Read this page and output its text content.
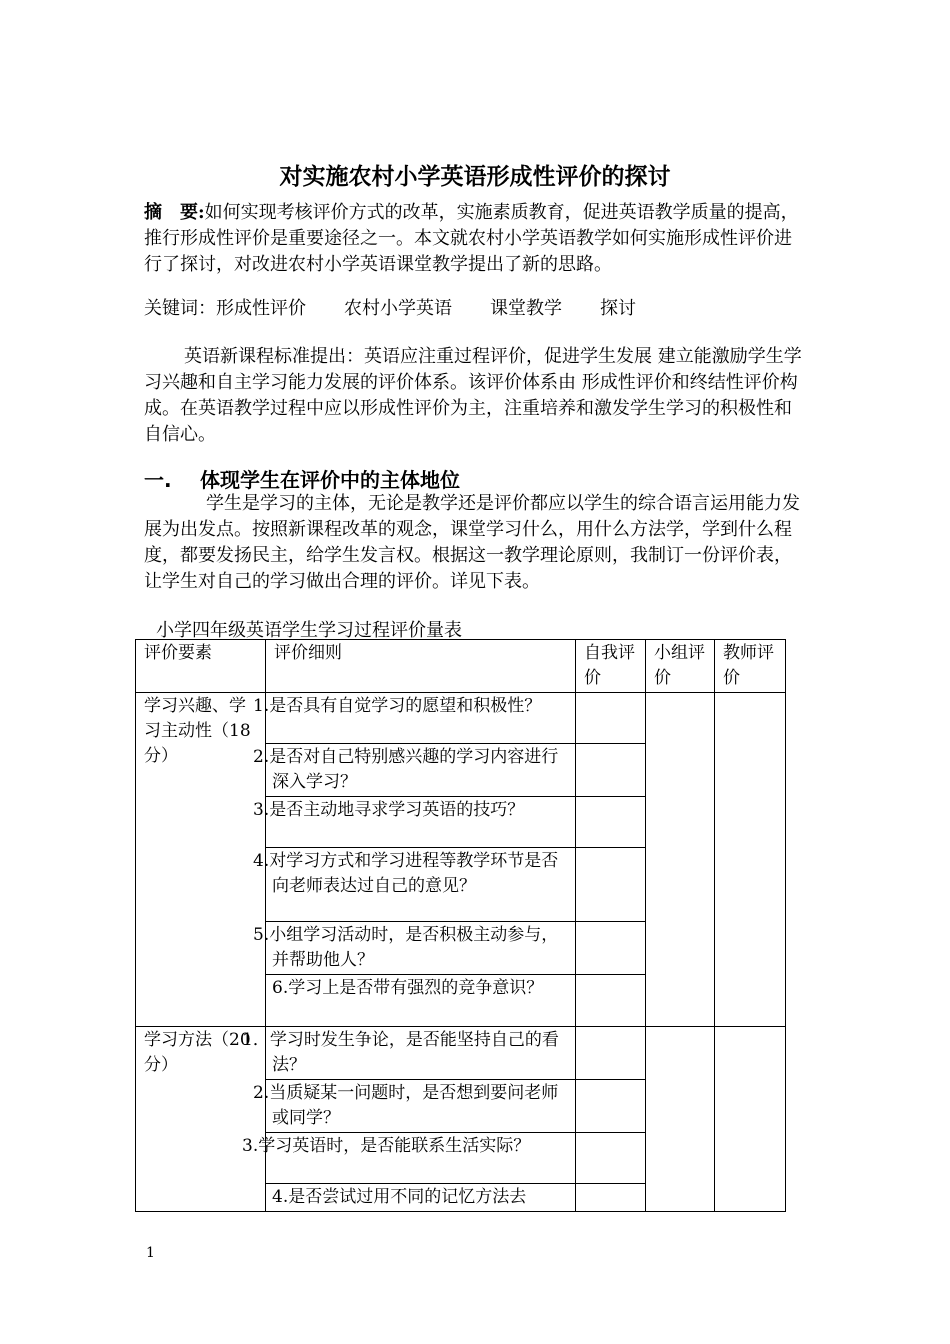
对实施农村小学英语形成性评价的探讨

摘　要:如何实现考核评价方式的改革，实施素质教育，促进英语教学质量的提高，推行形成性评价是重要途径之一。本文就农村小学英语教学如何实施形成性评价进行了探讨，对改进农村小学英语课堂教学提出了新的思路。

关键词：形成性评价 农村小学英语 课堂教学 探讨

英语新课程标准提出：英语应注重过程评价，促进学生发展 建立能激励学生学习兴趣和自主学习能力发展的评价体系。该评价体系由 形成性评价和终结性评价构成。在英语教学过程中应以形成性评价为主，注重培养和激发学生学习的积极性和自信心。

一. 体现学生在评价中的主体地位

学生是学习的主体，无论是教学还是评价都应以学生的综合语言运用能力发展为出发点。按照新课程改革的观念，课堂学习什么，用什么方法学，学到什么程度，都要发扬民主，给学生发言权。根据这一教学理论原则，我制订一份评价表，让学生对自己的学习做出合理的评价。详见下表。

小学四年级英语学生学习过程评价量表
评价要素	评价细则	自我评价	小组评价	教师评价
学习兴趣、学习主动性（18分）	1.是否具有自觉学习的愿望和积极性？			
	2.是否对自己特别感兴趣的学习内容进行深入学习？			
	3.是否主动地寻求学习英语的技巧？			
	4.对学习方式和学习进程等教学环节是否向老师表达过自己的意见？			
	5.小组学习活动时，是否积极主动参与，并帮助他人？			
	6.学习上是否带有强烈的竞争意识？			
学习方法（20分）	1．学习时发生争论，是否能坚持自己的看法？			
	2.当质疑某一问题时，是否想到要问老师或同学？			
	3.学习英语时，是否能联系生活实际？			
	4.是否尝试过用不同的记忆方法去			
1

■ **Set exercise**
Reproduce all of the material above word for word. Omit the pictures.

■ **Answer to the task**
Read this page and output its text content.
对实施农村小学英语形成性评价的探讨

摘　要:如何实现考核评价方式的改革，实施素质教育，促进英语教学质量的提高，推行形成性评价是重要途径之一。本文就农村小学英语教学如何实施形成性评价进行了探讨，对改进农村小学英语课堂教学提出了新的思路。

关键词：形成性评价 农村小学英语 课堂教学 探讨

英语新课程标准提出：英语应注重过程评价，促进学生发展 建立能激励学生学习兴趣和自主学习能力发展的评价体系。该评价体系由 形成性评价和终结性评价构成。在英语教学过程中应以形成性评价为主，注重培养和激发学生学习的积极性和自信心。

一. 体现学生在评价中的主体地位

学生是学习的主体，无论是教学还是评价都应以学生的综合语言运用能力发展为出发点。按照新课程改革的观念，课堂学习什么，用什么方法学，学到什么程度，都要发扬民主，给学生发言权。根据这一教学理论原则，我制订一份评价表，让学生对自己的学习做出合理的评价。详见下表。

小学四年级英语学生学习过程评价量表
评价要素	评价细则	自我评价	小组评价	教师评价
学习兴趣、学习主动性（18分）	1.是否具有自觉学习的愿望和积极性？			
	2.是否对自己特别感兴趣的学习内容进行深入学习？			
	3.是否主动地寻求学习英语的技巧？			
	4.对学习方式和学习进程等教学环节是否向老师表达过自己的意见？			
	5.小组学习活动时，是否积极主动参与，并帮助他人？			
	6.学习上是否带有强烈的竞争意识？			
学习方法（20分）	1．学习时发生争论，是否能坚持自己的看法？			
	2.当质疑某一问题时，是否想到要问老师或同学？			
	3.学习英语时，是否能联系生活实际？			
	4.是否尝试过用不同的记忆方法去			
1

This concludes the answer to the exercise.